Dataset excerpt
----

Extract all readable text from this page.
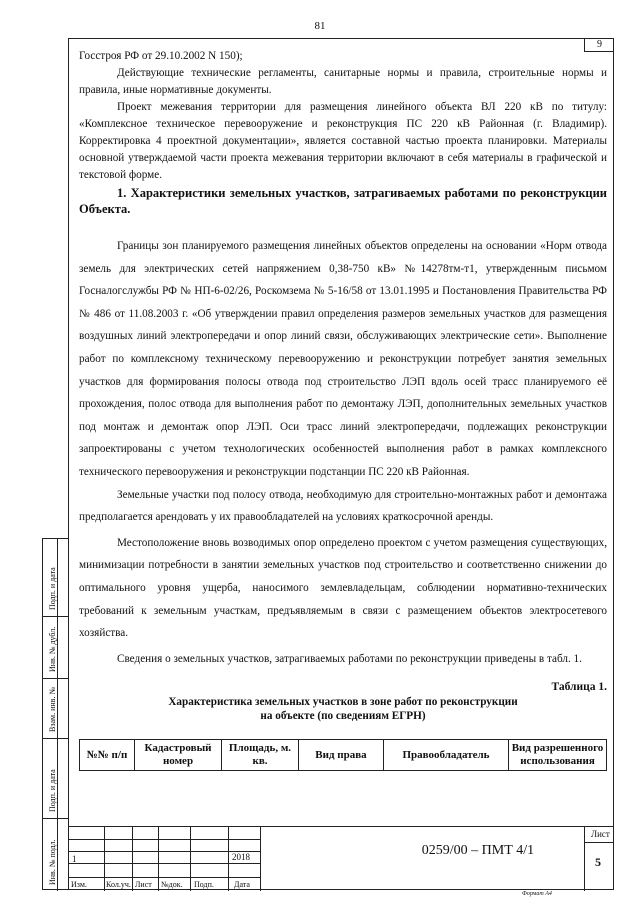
81
9

Госстроя РФ от 29.10.2002 N 150);

Действующие технические регламенты, санитарные нормы и правила, строительные нормы и правила, иные нормативные документы.

Проект межевания территории для размещения линейного объекта ВЛ 220 кВ по титулу: «Комплексное техническое перевооружение и реконструкция ПС 220 кВ Районная (г. Владимир). Корректировка 4 проектной документации», является составной частью проекта планировки. Материалы основной утверждаемой части проекта межевания территории включают в себя материалы в графической и текстовой форме.

1. Характеристики земельных участков, затрагиваемых работами по реконструкции Объекта.

Границы зон планируемого размещения линейных объектов определены на основании «Норм отвода земель для электрических сетей напряжением 0,38-750 кВ» №14278тм-т1, утвержденным письмом Госналогслужбы РФ № НП-6-02/26, Роскомзема № 5-16/58 от 13.01.1995 и Постановления Правительства РФ № 486 от 11.08.2003 г. «Об утверждении правил определения размеров земельных участков для размещения воздушных линий электропередачи и опор линий связи, обслуживающих электрические сети». Выполнение работ по комплексному техническому перевооружению и реконструкции потребует занятия земельных участков для формирования полосы отвода под строительство ЛЭП вдоль осей трасс планируемого её прохождения, полос отвода для выполнения работ по демонтажу ЛЭП, дополнительных земельных участков под монтаж и демонтаж опор ЛЭП. Оси трасс линий электропередачи, подлежащих реконструкции запроектированы с учетом технологических особенностей выполнения работ в рамках комплексного технического перевооружения и реконструкции подстанции ПС 220 кВ Районная.

Земельные участки под полосу отвода, необходимую для строительно-монтажных работ и демонтажа предполагается арендовать у их правообладателей на условиях краткосрочной аренды.

Местоположение вновь возводимых опор определено проектом с учетом размещения существующих, минимизации потребности в занятии земельных участков под строительство и соответственно снижении до оптимального уровня ущерба, наносимого землевладельцам, соблюдении нормативно-технических требований к земельным участкам, предъявляемым в связи с размещением объектов электросетевого хозяйства.

Сведения о земельных участков, затрагиваемых работами по реконструкции приведены в табл. 1.

Таблица 1.

Характеристика земельных участков в зоне работ по реконструкции

на объекте (по сведениям ЕГРН)

№№ п/п	Кадастровый номер	Площадь, м. кв.	Вид права	Правообладатель	Вид разрешенного использования
Подп. и дата
Инв. № дубл.
Взам. инв. №
Подп. и дата
Инв. № подл. 1	2018
Изм. Кол.уч. Лист №док. Подп.	Дата
0259/00 – ПМТ 4/1
Лист
5
Формат А4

----

EXERCISE DETAILS =
Filter the entries down to the lines containing "работами". Copy each of those lines.

EXERCISE SOLUTION =
1. Характеристики земельных участков, затрагиваемых работами по реконструкции Объекта.
Сведения о земельных участков, затрагиваемых работами по реконструкции приведены в табл. 1.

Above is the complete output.